-- begin SUPPLIED ENTRIES --

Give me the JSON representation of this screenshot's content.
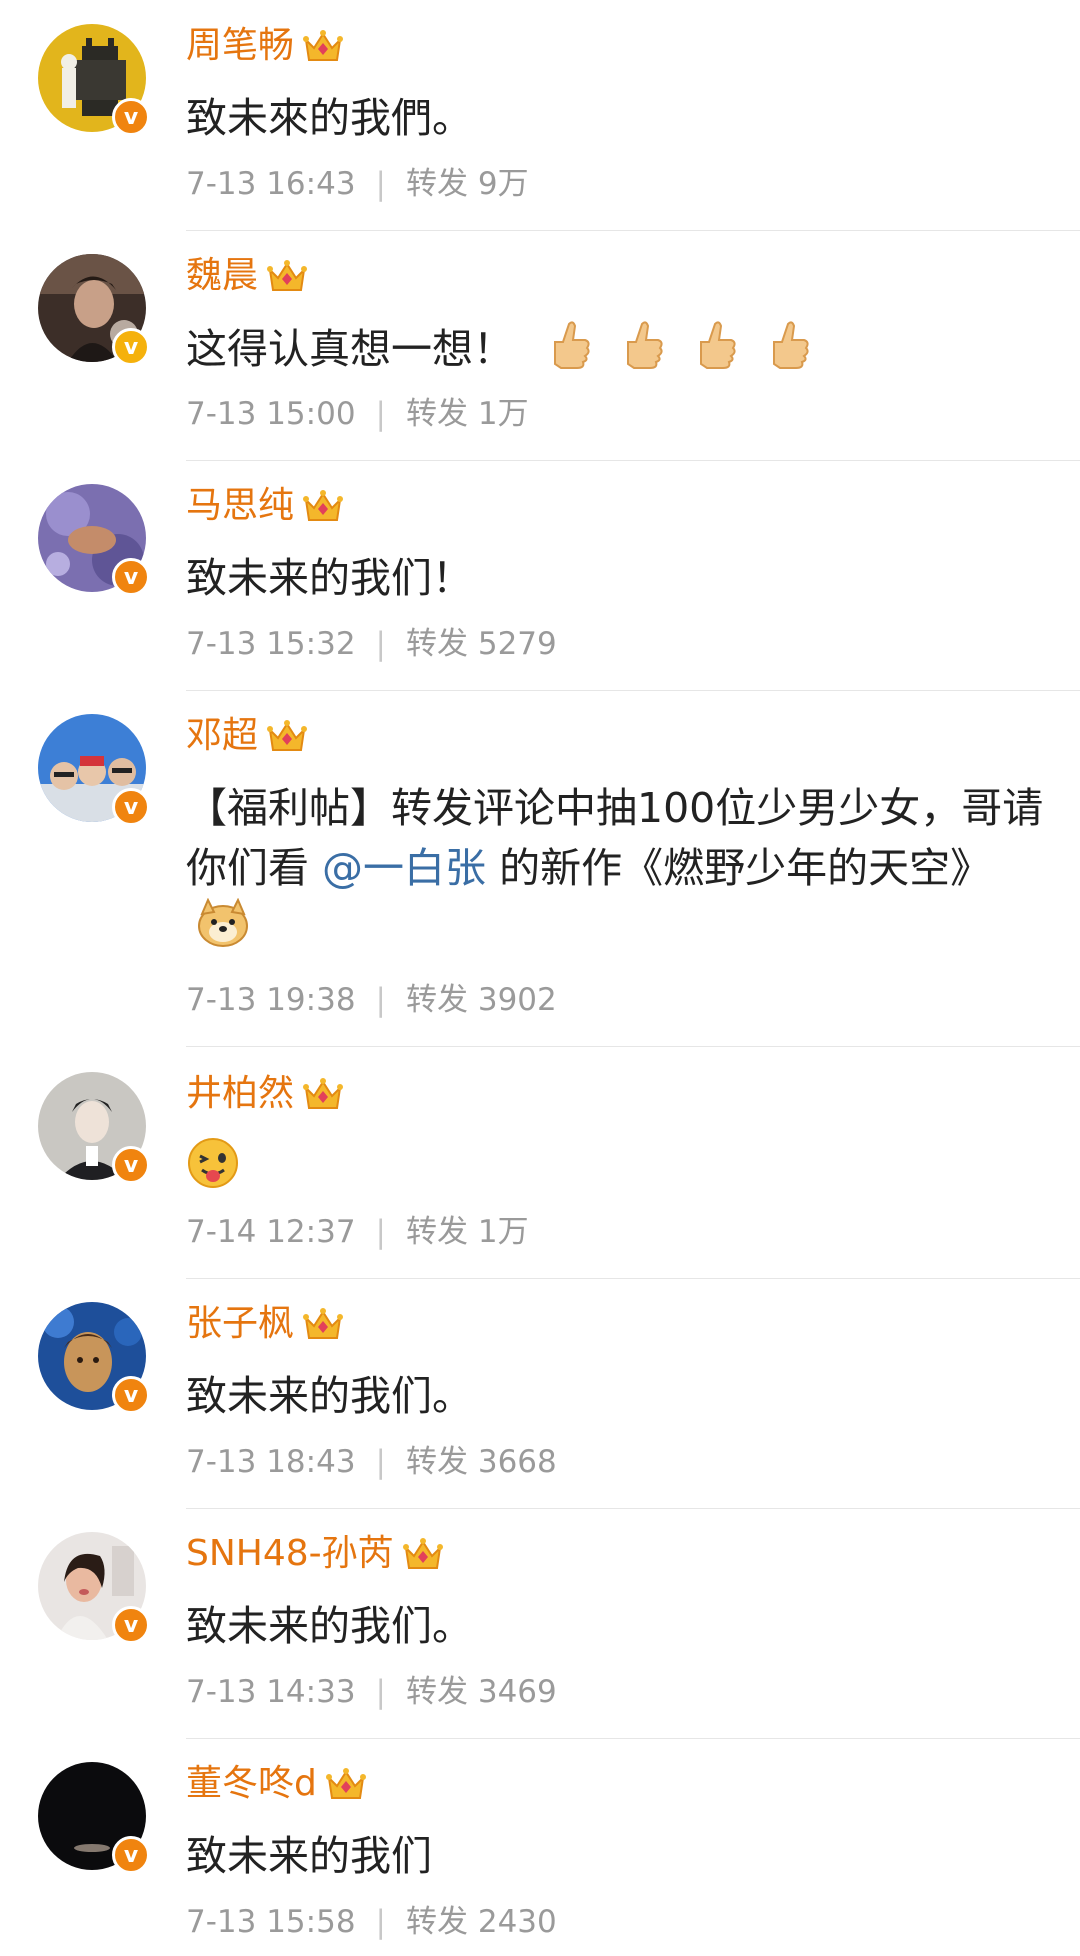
{
  "comments": [
    {
      "user": "周笔畅",
      "text": "致未來的我們。",
      "time": "7-13 16:43",
      "repost_label": "转发",
      "repost_count": "9万",
      "badge": "v"
    },
    {
      "user": "魏晨",
      "text": "这得认真想一想！",
      "emoji": "thumbs-up-icon x4",
      "time": "7-13 15:00",
      "repost_label": "转发",
      "repost_count": "1万",
      "badge": "v"
    },
    {
      "user": "马思纯",
      "text": "致未来的我们！",
      "time": "7-13 15:32",
      "repost_label": "转发",
      "repost_count": "5279",
      "badge": "v"
    },
    {
      "user": "邓超",
      "text_before": "【福利帖】转发评论中抽100位少男少女，哥请你们看",
      "mention": "@一白张",
      "text_after": " 的新作《燃野少年的天空》",
      "emoji": "doge-icon",
      "time": "7-13 19:38",
      "repost_label": "转发",
      "repost_count": "3902",
      "badge": "v"
    },
    {
      "user": "井柏然",
      "emoji": "tongue-face-icon",
      "time": "7-14 12:37",
      "repost_label": "转发",
      "repost_count": "1万",
      "badge": "v"
    },
    {
      "user": "张子枫",
      "text": "致未来的我们。",
      "time": "7-13 18:43",
      "repost_label": "转发",
      "repost_count": "3668",
      "badge": "v"
    },
    {
      "user": "SNH48-孙芮",
      "text": "致未来的我们。",
      "time": "7-13 14:33",
      "repost_label": "转发",
      "repost_count": "3469",
      "badge": "v"
    },
    {
      "user": "董冬咚d",
      "text": "致未来的我们",
      "time": "7-13 15:58",
      "repost_label": "转发",
      "repost_count": "2430",
      "badge": "v"
    }
  ],
  "colors": {
    "username": "#e5750f",
    "text": "#222222",
    "meta": "#9a9a9a",
    "mention": "#3a6ea5",
    "badge": "#f0840f"
  }
}
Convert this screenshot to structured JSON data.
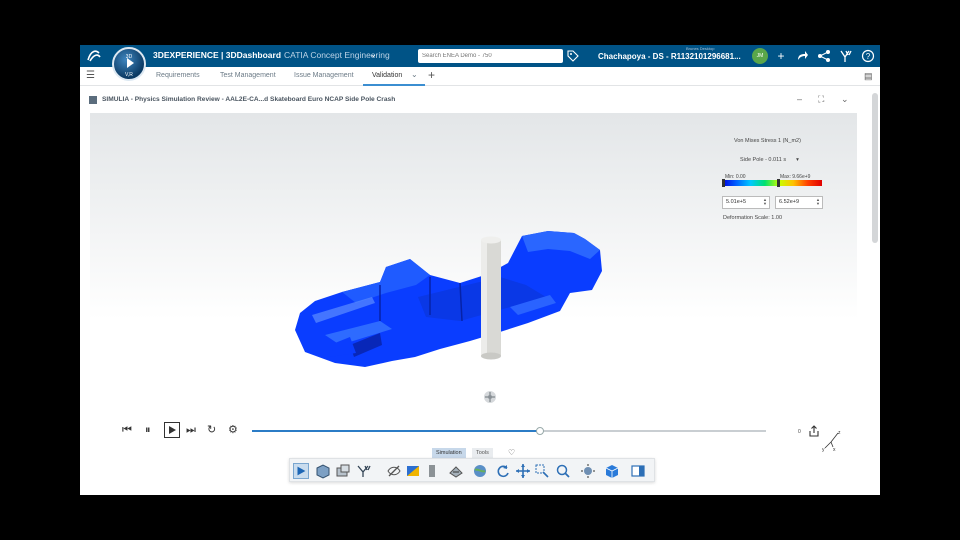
{
  "topbar": {
    "brand_name": "3DEXPERIENCE | 3DDashboard",
    "app_role": "CATIA Concept Engineering",
    "search_placeholder": "Search ENEA Demo - 750",
    "user_label": "Brunes Desktop",
    "user_name": "Chachapoya - DS - R1132101296681...",
    "avatar_initials": "JM",
    "compass_top": "3D",
    "compass_bottom": "V,R"
  },
  "tabs": [
    {
      "label": "Requirements"
    },
    {
      "label": "Test Management"
    },
    {
      "label": "Issue Management"
    },
    {
      "label": "Validation"
    }
  ],
  "widget": {
    "title": "SIMULIA - Physics Simulation Review - AAL2E-CA...d Skateboard Euro NCAP Side Pole Crash"
  },
  "legend": {
    "title": "Von Mises Stress 1 (N_m2)",
    "selection": "Side Pole - 0.011 s",
    "min_label": "Min: 0.00",
    "max_label": "Max: 9.66e+9",
    "lower_value": "5.01e+5",
    "upper_value": "6.52e+9",
    "deformation": "Deformation Scale: 1.00"
  },
  "playback": {
    "progress_percent": 56,
    "frame_value": "0"
  },
  "toolbar": {
    "tabs": [
      "Simulation",
      "Tools"
    ],
    "active_tab": "Simulation"
  },
  "colors": {
    "topbar": "#005386",
    "accent": "#3b8ed1",
    "model_blue": "#0a3dff",
    "pole": "#dcdcd8"
  }
}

-- end SUPPLIED ENTRIES --

Pictures are to be left out; the records above must be repeated word for word.

**FINAL RESULT**
Give me the JSON representation of this screenshot's content.
{
  "comments": [
    {
      "user": "周笔畅",
      "text": "致未來的我們。",
      "time": "7-13 16:43",
      "repost_label": "转发",
      "repost_count": "9万",
      "badge": "v"
    },
    {
      "user": "魏晨",
      "text": "这得认真想一想！",
      "emoji": "thumbs-up-icon x4",
      "time": "7-13 15:00",
      "repost_label": "转发",
      "repost_count": "1万",
      "badge": "v"
    },
    {
      "user": "马思纯",
      "text": "致未来的我们！",
      "time": "7-13 15:32",
      "repost_label": "转发",
      "repost_count": "5279",
      "badge": "v"
    },
    {
      "user": "邓超",
      "text_before": "【福利帖】转发评论中抽100位少男少女，哥请你们看",
      "mention": "@一白张",
      "text_after": " 的新作《燃野少年的天空》",
      "emoji": "doge-icon",
      "time": "7-13 19:38",
      "repost_label": "转发",
      "repost_count": "3902",
      "badge": "v"
    },
    {
      "user": "井柏然",
      "emoji": "tongue-face-icon",
      "time": "7-14 12:37",
      "repost_label": "转发",
      "repost_count": "1万",
      "badge": "v"
    },
    {
      "user": "张子枫",
      "text": "致未来的我们。",
      "time": "7-13 18:43",
      "repost_label": "转发",
      "repost_count": "3668",
      "badge": "v"
    },
    {
      "user": "SNH48-孙芮",
      "text": "致未来的我们。",
      "time": "7-13 14:33",
      "repost_label": "转发",
      "repost_count": "3469",
      "badge": "v"
    },
    {
      "user": "董冬咚d",
      "text": "致未来的我们",
      "time": "7-13 15:58",
      "repost_label": "转发",
      "repost_count": "2430",
      "badge": "v"
    }
  ],
  "colors": {
    "username": "#e5750f",
    "text": "#222222",
    "meta": "#9a9a9a",
    "mention": "#3a6ea5",
    "badge": "#f0840f"
  }
}
Convert this screenshot to structured JSON data.
{
  "topbar": {
    "brand_name": "3DEXPERIENCE | 3DDashboard",
    "app_role": "CATIA Concept Engineering",
    "search_placeholder": "Search ENEA Demo - 750",
    "user_label": "Brunes Desktop",
    "user_name": "Chachapoya - DS - R1132101296681...",
    "avatar_initials": "JM",
    "compass_top": "3D",
    "compass_bottom": "V,R"
  },
  "tabs": [
    {
      "label": "Requirements"
    },
    {
      "label": "Test Management"
    },
    {
      "label": "Issue Management"
    },
    {
      "label": "Validation"
    }
  ],
  "widget": {
    "title": "SIMULIA - Physics Simulation Review - AAL2E-CA...d Skateboard Euro NCAP Side Pole Crash"
  },
  "legend": {
    "title": "Von Mises Stress 1 (N_m2)",
    "selection": "Side Pole - 0.011 s",
    "min_label": "Min: 0.00",
    "max_label": "Max: 9.66e+9",
    "lower_value": "5.01e+5",
    "upper_value": "6.52e+9",
    "deformation": "Deformation Scale: 1.00"
  },
  "playback": {
    "progress_percent": 56,
    "frame_value": "0"
  },
  "toolbar": {
    "tabs": [
      "Simulation",
      "Tools"
    ],
    "active_tab": "Simulation"
  },
  "colors": {
    "topbar": "#005386",
    "accent": "#3b8ed1",
    "model_blue": "#0a3dff",
    "pole": "#dcdcd8"
  }
}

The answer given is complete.